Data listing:
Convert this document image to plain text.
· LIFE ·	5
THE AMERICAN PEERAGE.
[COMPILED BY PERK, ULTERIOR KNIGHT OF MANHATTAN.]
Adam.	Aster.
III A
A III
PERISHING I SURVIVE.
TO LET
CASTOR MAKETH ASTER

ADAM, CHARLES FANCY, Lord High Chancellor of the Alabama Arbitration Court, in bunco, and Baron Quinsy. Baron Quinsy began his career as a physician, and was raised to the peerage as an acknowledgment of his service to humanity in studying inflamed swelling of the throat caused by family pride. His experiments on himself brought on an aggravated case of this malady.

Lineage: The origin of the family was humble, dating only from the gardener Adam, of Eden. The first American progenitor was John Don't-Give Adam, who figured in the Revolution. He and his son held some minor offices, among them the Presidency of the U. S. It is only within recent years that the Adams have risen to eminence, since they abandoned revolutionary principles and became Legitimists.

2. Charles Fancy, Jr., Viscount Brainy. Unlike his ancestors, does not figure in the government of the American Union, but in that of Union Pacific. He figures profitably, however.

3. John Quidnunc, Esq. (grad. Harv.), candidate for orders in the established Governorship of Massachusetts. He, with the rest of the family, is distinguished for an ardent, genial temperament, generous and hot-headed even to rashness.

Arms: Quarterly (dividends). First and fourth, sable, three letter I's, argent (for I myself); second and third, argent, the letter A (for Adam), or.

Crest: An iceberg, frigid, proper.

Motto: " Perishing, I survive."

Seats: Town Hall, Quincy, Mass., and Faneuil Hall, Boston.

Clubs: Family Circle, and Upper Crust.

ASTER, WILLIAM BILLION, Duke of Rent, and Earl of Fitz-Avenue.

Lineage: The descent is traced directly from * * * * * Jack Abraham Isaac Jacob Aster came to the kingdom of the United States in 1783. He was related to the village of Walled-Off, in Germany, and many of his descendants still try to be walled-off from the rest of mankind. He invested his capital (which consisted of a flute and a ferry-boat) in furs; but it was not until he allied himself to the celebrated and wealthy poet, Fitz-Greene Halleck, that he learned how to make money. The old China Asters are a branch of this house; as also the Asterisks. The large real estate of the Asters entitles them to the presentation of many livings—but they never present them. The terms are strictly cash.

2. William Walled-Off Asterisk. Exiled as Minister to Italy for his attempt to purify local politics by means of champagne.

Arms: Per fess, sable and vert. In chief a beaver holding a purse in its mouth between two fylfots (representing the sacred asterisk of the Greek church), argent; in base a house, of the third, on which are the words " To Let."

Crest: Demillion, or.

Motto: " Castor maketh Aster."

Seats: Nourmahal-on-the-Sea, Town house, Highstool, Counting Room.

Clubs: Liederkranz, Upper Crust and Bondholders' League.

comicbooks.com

...

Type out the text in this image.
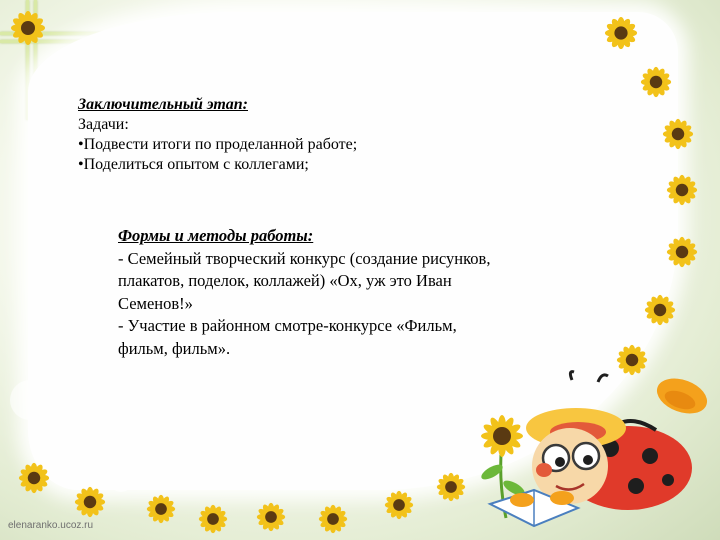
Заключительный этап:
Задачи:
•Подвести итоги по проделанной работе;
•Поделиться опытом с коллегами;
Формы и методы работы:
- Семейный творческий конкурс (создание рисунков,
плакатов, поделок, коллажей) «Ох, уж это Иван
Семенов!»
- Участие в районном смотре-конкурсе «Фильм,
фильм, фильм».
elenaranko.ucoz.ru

---

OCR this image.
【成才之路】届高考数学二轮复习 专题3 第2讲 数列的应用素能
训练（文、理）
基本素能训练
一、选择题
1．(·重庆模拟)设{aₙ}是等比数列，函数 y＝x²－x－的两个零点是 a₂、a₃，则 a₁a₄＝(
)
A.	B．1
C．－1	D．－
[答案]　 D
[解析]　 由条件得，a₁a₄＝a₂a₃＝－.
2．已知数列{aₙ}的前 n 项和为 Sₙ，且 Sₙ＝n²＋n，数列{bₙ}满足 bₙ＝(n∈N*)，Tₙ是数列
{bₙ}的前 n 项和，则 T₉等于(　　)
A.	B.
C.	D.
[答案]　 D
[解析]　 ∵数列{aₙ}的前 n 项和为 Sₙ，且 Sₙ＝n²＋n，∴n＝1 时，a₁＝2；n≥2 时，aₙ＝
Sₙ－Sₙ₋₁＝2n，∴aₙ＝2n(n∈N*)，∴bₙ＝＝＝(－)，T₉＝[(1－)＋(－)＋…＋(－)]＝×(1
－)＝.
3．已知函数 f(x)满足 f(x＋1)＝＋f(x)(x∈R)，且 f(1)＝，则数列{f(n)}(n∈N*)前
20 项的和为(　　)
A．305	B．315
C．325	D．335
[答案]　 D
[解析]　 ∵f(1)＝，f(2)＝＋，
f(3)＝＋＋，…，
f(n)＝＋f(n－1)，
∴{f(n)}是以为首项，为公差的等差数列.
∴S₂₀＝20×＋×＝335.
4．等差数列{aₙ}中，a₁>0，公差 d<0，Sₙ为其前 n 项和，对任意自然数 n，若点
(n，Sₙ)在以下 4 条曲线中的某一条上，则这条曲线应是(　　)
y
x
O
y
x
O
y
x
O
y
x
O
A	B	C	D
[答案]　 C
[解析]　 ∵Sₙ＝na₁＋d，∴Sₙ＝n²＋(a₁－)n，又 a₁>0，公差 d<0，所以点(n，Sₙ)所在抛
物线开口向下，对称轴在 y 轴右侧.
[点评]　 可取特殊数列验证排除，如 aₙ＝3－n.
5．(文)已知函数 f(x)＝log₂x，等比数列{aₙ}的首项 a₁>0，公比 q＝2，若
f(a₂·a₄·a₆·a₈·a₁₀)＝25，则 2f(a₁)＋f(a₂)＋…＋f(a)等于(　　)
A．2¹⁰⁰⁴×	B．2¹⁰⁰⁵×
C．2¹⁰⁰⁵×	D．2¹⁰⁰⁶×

- [YOUR TASK]:
Search the entries for the word "Seats" and pick out every line that holds it.

- [WORKED SOLUTION]:
Seats: Town Hall, Quincy, Mass., and Faneuil Hall, Boston.
Seats: Nourmahal-on-the-Sea, Town house, Highstool, Counting Room.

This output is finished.